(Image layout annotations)
** BEGIN **

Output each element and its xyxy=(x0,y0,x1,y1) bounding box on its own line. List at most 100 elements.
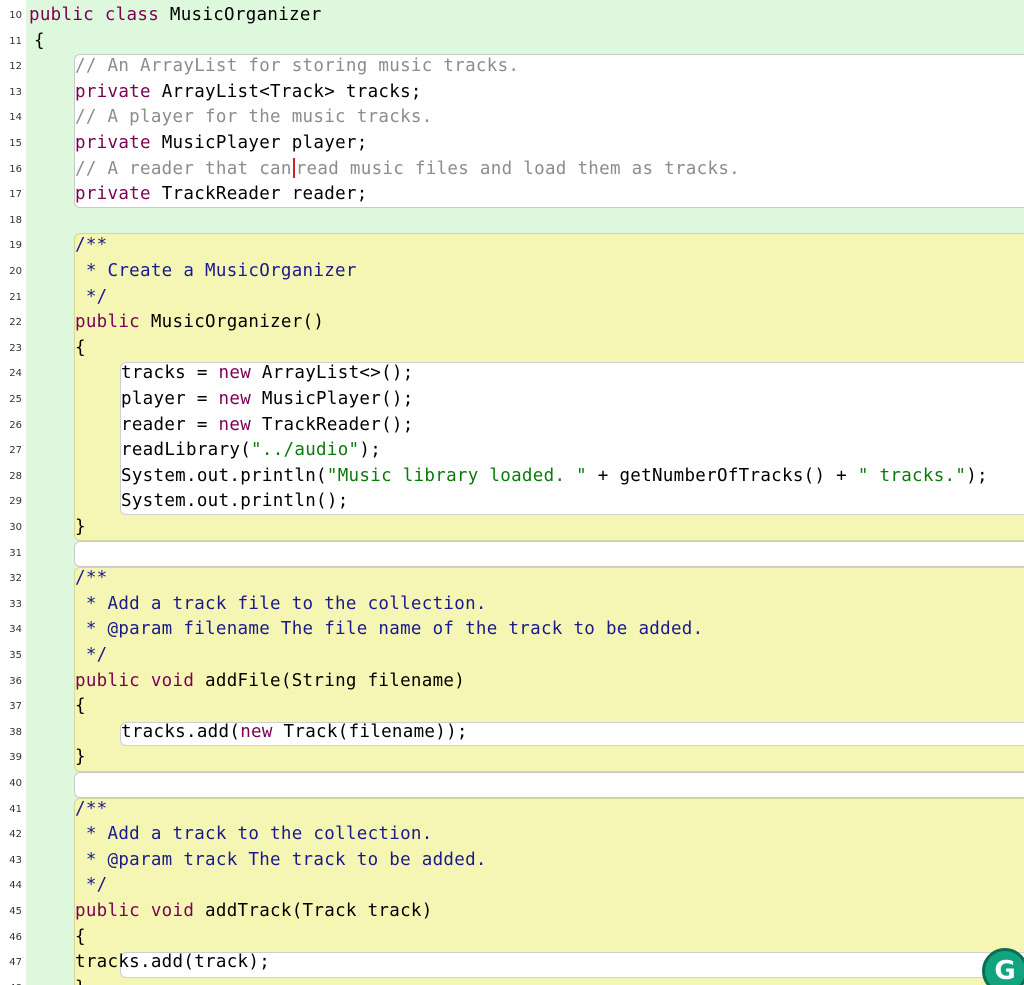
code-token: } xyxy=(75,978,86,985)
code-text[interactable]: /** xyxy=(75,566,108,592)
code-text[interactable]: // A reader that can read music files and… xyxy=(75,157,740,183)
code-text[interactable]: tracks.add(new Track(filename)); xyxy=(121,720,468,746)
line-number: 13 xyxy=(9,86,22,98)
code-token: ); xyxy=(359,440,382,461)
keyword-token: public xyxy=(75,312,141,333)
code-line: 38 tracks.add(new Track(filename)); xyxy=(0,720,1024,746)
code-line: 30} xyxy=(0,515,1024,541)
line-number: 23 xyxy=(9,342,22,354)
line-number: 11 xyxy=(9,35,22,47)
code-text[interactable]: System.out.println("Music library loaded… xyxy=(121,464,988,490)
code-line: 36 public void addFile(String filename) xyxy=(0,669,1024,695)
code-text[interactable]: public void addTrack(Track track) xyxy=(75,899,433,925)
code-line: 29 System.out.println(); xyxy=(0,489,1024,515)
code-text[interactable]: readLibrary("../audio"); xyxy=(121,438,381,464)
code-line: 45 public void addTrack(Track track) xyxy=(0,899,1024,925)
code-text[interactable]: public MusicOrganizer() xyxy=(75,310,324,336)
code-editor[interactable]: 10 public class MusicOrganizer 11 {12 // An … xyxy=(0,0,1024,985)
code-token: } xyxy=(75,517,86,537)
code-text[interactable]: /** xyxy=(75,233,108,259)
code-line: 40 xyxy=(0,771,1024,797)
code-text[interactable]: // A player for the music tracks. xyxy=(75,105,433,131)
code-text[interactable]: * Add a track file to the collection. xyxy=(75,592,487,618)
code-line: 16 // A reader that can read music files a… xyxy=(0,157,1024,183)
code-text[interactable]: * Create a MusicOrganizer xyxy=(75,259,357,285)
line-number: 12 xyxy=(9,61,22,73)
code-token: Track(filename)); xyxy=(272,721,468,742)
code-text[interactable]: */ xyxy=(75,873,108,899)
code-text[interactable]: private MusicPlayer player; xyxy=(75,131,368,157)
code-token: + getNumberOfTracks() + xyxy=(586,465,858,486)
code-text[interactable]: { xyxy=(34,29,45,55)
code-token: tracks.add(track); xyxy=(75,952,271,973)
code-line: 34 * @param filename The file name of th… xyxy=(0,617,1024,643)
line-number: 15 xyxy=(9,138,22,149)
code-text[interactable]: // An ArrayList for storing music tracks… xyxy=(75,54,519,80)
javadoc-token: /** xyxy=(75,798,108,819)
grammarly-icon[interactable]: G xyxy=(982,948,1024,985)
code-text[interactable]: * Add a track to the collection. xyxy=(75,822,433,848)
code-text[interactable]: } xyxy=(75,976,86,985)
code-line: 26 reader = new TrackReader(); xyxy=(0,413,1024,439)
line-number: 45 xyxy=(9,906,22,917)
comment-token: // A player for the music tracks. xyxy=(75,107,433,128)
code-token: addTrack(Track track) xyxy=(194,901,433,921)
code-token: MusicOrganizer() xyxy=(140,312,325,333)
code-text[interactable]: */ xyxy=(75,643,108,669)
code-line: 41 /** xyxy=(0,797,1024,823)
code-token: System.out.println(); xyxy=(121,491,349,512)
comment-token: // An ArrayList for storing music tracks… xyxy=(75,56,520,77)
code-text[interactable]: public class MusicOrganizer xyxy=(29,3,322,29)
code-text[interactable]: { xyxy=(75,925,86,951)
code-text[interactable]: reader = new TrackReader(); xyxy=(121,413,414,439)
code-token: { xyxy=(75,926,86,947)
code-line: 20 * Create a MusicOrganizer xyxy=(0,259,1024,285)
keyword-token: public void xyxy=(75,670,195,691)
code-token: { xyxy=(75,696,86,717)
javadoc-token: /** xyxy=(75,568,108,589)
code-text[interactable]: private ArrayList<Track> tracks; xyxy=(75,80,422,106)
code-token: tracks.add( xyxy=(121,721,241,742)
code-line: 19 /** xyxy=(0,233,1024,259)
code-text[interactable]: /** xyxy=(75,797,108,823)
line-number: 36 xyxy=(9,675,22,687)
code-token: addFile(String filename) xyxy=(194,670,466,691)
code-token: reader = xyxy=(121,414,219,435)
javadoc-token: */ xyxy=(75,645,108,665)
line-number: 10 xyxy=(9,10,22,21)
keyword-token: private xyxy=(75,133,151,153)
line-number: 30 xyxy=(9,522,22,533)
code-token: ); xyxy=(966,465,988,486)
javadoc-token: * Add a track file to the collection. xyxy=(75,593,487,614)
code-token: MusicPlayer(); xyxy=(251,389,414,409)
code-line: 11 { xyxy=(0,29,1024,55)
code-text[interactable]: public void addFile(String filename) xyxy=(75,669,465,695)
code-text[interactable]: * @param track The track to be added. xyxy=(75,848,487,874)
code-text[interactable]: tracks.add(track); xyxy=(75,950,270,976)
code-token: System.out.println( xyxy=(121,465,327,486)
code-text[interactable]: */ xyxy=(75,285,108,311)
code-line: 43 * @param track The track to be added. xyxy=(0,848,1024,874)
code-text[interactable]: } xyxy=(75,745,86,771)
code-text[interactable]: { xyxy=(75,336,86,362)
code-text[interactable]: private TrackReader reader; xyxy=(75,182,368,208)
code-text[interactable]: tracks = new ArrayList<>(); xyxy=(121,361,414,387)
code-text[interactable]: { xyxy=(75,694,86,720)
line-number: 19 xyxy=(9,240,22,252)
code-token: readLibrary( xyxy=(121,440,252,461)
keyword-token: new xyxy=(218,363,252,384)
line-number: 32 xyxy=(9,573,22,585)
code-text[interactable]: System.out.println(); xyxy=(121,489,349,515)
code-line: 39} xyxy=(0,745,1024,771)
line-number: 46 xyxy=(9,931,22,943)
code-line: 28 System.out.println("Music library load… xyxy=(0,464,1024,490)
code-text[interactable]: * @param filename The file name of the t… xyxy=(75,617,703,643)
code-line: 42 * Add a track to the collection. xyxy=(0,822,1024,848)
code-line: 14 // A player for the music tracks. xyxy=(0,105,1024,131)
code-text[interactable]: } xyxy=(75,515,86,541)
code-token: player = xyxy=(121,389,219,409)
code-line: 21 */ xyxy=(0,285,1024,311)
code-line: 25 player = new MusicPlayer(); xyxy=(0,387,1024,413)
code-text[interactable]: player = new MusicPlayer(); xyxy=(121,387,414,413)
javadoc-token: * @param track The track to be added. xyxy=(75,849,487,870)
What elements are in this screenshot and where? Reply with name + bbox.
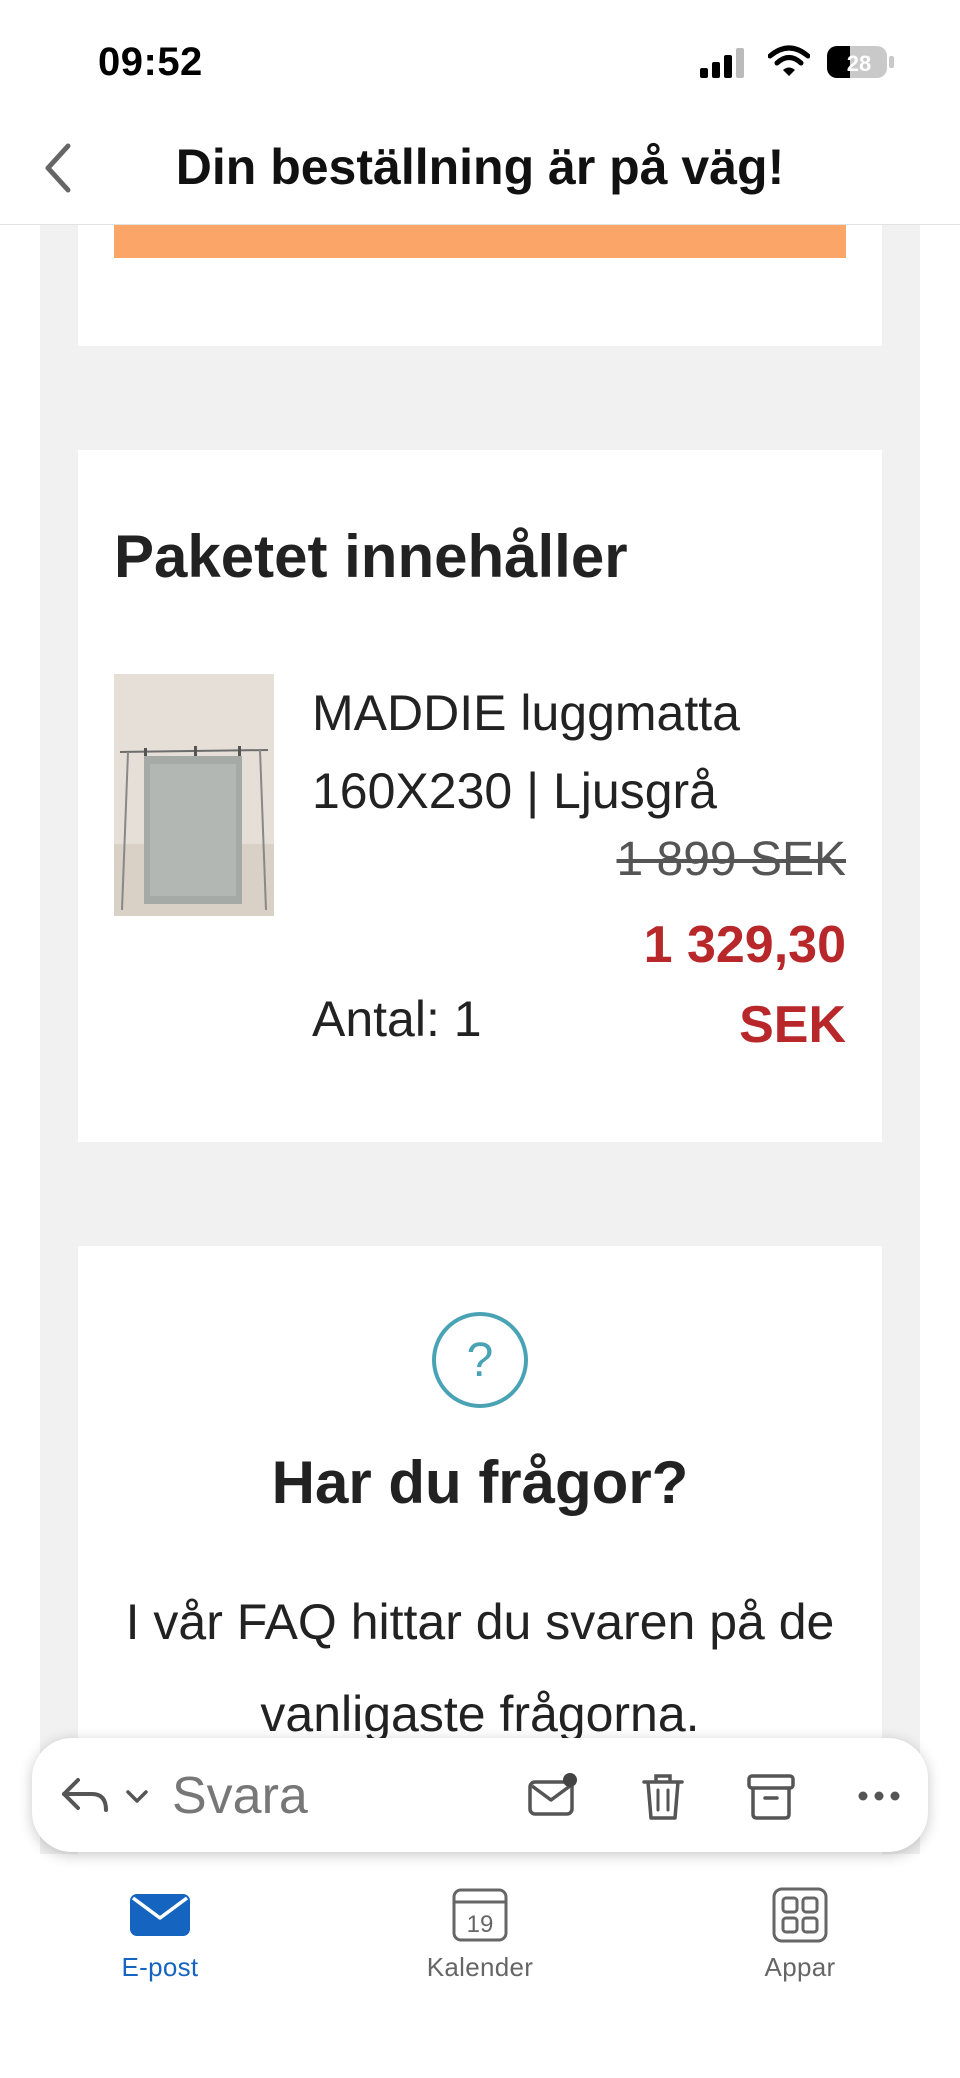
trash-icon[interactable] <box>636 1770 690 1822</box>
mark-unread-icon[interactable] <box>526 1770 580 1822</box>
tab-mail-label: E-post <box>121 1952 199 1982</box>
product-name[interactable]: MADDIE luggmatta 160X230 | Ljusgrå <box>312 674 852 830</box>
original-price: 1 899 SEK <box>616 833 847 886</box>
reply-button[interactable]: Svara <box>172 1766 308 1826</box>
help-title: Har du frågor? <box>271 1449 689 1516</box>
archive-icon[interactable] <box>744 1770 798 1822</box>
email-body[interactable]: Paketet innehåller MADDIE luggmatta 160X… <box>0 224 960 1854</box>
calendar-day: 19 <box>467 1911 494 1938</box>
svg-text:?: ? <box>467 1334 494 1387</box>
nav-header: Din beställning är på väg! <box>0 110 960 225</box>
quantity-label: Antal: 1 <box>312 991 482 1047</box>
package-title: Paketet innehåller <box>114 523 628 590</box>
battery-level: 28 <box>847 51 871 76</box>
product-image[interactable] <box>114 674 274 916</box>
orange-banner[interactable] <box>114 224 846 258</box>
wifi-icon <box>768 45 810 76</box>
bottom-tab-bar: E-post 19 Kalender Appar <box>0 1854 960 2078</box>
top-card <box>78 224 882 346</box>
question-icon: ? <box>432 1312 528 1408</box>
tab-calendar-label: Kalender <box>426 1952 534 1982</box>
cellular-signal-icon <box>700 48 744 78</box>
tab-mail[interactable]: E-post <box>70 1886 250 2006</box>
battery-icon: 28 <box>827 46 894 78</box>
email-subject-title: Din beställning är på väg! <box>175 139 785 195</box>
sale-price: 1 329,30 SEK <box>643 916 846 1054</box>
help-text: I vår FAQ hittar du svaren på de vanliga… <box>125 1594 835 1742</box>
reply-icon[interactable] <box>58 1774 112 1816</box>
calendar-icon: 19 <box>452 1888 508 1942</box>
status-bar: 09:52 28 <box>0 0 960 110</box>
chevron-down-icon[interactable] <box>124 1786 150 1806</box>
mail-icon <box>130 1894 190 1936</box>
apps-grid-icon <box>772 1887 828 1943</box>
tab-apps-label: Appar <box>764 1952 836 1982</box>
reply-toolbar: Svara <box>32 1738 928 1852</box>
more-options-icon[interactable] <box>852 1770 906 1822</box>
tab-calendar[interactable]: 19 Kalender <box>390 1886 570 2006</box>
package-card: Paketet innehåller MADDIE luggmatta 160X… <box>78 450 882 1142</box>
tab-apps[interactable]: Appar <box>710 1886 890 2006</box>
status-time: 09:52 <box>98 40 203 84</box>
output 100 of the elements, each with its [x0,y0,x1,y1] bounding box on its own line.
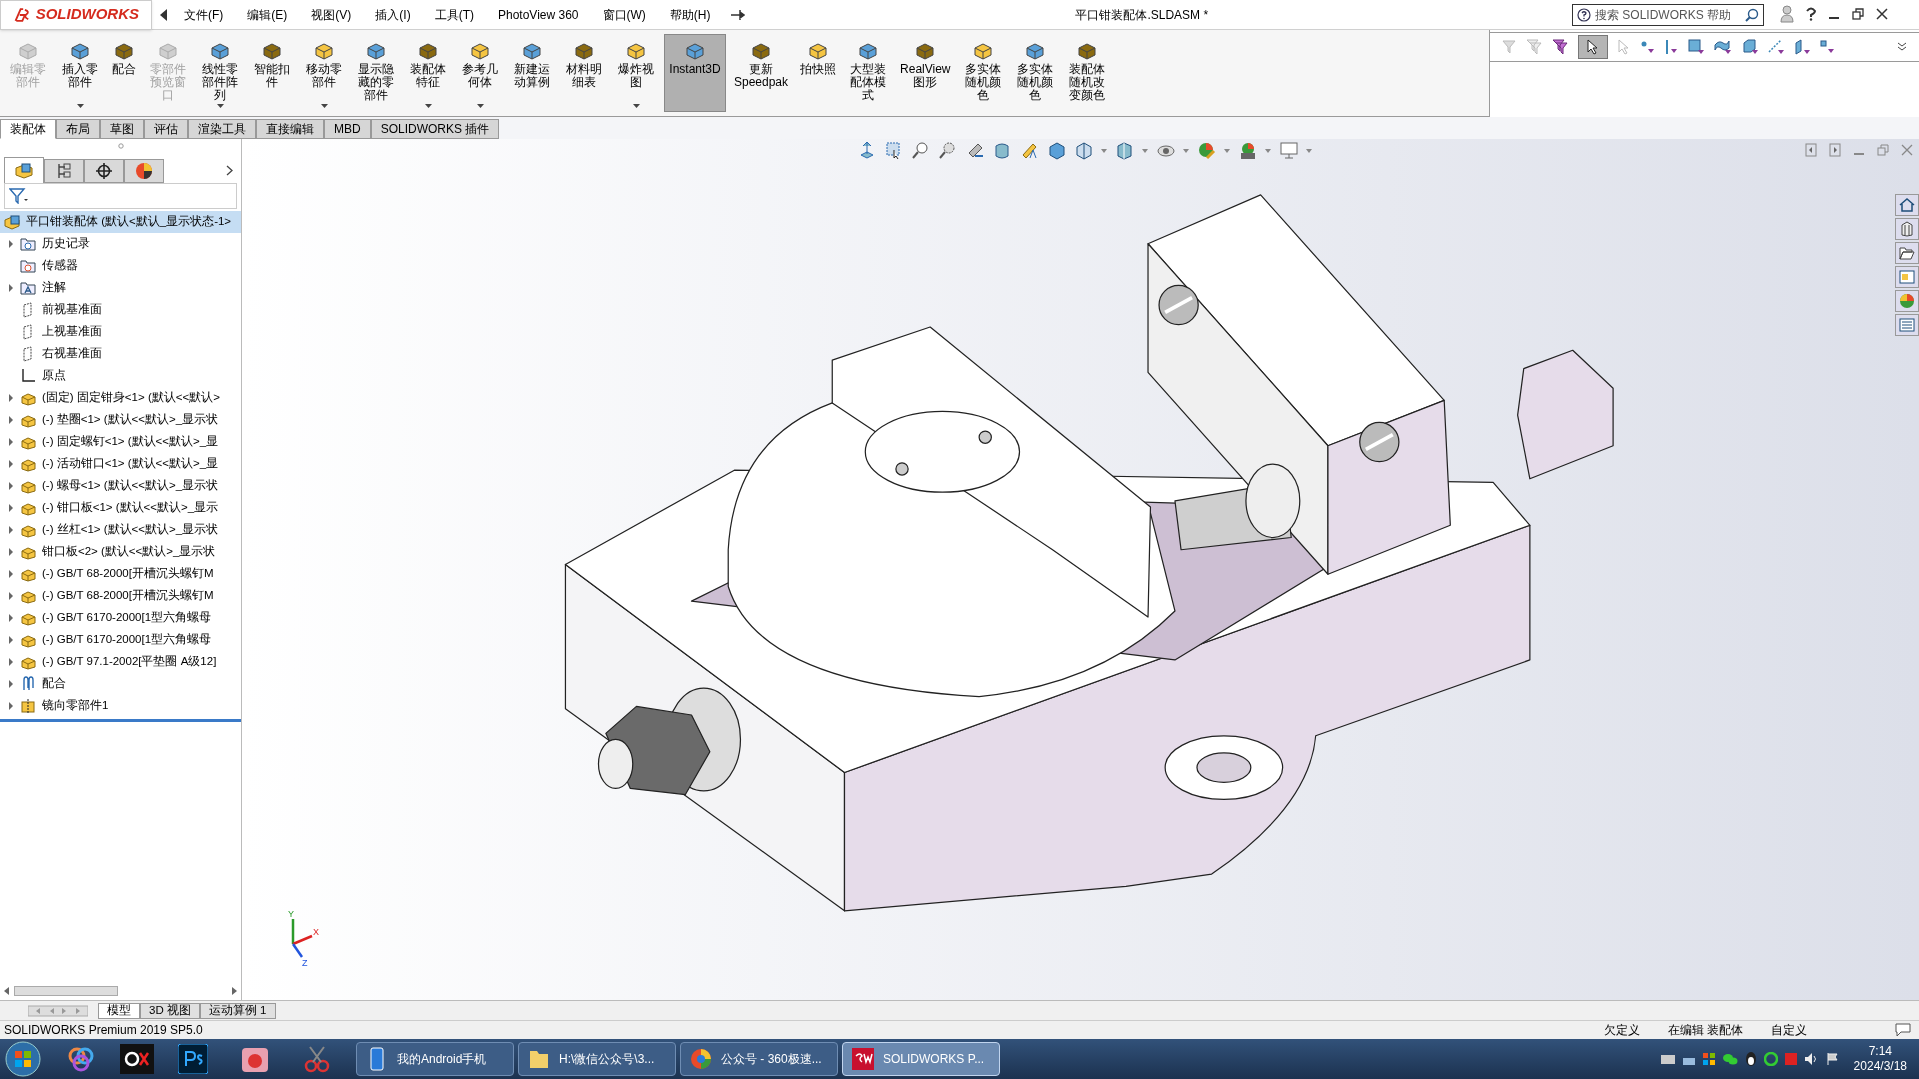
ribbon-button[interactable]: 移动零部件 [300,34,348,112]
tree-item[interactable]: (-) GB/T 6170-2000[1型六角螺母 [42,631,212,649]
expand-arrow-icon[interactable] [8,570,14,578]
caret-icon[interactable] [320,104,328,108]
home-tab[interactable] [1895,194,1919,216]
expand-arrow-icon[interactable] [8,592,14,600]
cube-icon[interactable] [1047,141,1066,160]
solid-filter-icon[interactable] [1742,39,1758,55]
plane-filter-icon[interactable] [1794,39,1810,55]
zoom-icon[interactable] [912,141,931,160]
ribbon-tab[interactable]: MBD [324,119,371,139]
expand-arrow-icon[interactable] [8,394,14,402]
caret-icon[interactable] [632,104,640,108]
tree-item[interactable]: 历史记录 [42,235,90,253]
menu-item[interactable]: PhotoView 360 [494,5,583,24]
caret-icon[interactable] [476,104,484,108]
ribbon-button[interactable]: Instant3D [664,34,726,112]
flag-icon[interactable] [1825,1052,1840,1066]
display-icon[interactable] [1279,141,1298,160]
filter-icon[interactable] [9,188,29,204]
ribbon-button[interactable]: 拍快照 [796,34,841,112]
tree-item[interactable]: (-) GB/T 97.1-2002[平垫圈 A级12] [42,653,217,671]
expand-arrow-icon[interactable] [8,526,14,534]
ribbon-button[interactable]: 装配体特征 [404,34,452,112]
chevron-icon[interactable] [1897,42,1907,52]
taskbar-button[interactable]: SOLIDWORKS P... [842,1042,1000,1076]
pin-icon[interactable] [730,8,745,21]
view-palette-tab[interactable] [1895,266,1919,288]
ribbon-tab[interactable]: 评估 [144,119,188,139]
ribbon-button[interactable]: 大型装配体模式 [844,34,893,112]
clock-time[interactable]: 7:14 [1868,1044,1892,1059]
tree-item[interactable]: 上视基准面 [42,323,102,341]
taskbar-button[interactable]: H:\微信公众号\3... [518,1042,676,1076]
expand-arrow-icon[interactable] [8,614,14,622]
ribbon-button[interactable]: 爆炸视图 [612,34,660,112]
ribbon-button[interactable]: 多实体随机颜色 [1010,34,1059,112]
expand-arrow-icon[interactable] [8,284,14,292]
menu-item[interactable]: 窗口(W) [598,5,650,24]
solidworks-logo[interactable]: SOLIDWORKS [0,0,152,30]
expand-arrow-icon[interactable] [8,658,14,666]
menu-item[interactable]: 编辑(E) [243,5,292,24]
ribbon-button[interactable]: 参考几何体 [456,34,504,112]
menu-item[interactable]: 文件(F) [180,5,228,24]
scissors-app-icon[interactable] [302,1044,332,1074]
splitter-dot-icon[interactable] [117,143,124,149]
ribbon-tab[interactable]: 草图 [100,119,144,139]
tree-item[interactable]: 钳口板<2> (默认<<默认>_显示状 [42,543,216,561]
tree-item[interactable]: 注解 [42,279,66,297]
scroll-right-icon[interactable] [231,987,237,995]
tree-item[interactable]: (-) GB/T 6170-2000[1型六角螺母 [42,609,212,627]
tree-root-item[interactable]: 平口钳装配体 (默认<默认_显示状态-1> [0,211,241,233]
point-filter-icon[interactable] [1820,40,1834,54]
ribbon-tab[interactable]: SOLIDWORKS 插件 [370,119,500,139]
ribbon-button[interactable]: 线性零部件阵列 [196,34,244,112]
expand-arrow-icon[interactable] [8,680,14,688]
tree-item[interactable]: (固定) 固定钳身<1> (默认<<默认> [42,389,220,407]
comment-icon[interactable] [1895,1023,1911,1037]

** END **

▶ What this task involves: Reproduce without change the lines of the items from the one containing "ribbon-button[interactable]: 移动零部件 [300,34,348,112]" through the one containing "clock-time[interactable]: 7:14 [1868,1044,1892,1059]", both included.

▶ Solution to the problem:
ribbon-button[interactable]: 移动零部件 [300,34,348,112]
tree-item[interactable]: (-) GB/T 6170-2000[1型六角螺母 [42,631,212,649]
expand-arrow-icon[interactable] [8,570,14,578]
caret-icon[interactable] [320,104,328,108]
home-tab[interactable] [1895,194,1919,216]
expand-arrow-icon[interactable] [8,592,14,600]
cube-icon[interactable] [1047,141,1066,160]
solid-filter-icon[interactable] [1742,39,1758,55]
plane-filter-icon[interactable] [1794,39,1810,55]
zoom-icon[interactable] [912,141,931,160]
ribbon-tab[interactable]: MBD [324,119,371,139]
expand-arrow-icon[interactable] [8,394,14,402]
caret-icon[interactable] [632,104,640,108]
tree-item[interactable]: 历史记录 [42,235,90,253]
menu-item[interactable]: PhotoView 360 [494,5,583,24]
caret-icon[interactable] [476,104,484,108]
ribbon-button[interactable]: Instant3D [664,34,726,112]
flag-icon[interactable] [1825,1052,1840,1066]
display-icon[interactable] [1279,141,1298,160]
filter-icon[interactable] [9,188,29,204]
ribbon-button[interactable]: 拍快照 [796,34,841,112]
tree-item[interactable]: (-) GB/T 97.1-2002[平垫圈 A级12] [42,653,217,671]
expand-arrow-icon[interactable] [8,526,14,534]
ribbon-button[interactable]: 装配体特征 [404,34,452,112]
chevron-icon[interactable] [1897,42,1907,52]
taskbar-button[interactable]: SOLIDWORKS P... [842,1042,1000,1076]
pin-icon[interactable] [730,8,745,21]
view-palette-tab[interactable] [1895,266,1919,288]
ribbon-tab[interactable]: 评估 [144,119,188,139]
ribbon-button[interactable]: 大型装配体模式 [844,34,893,112]
clock-time[interactable]: 7:14 [1868,1044,1892,1059]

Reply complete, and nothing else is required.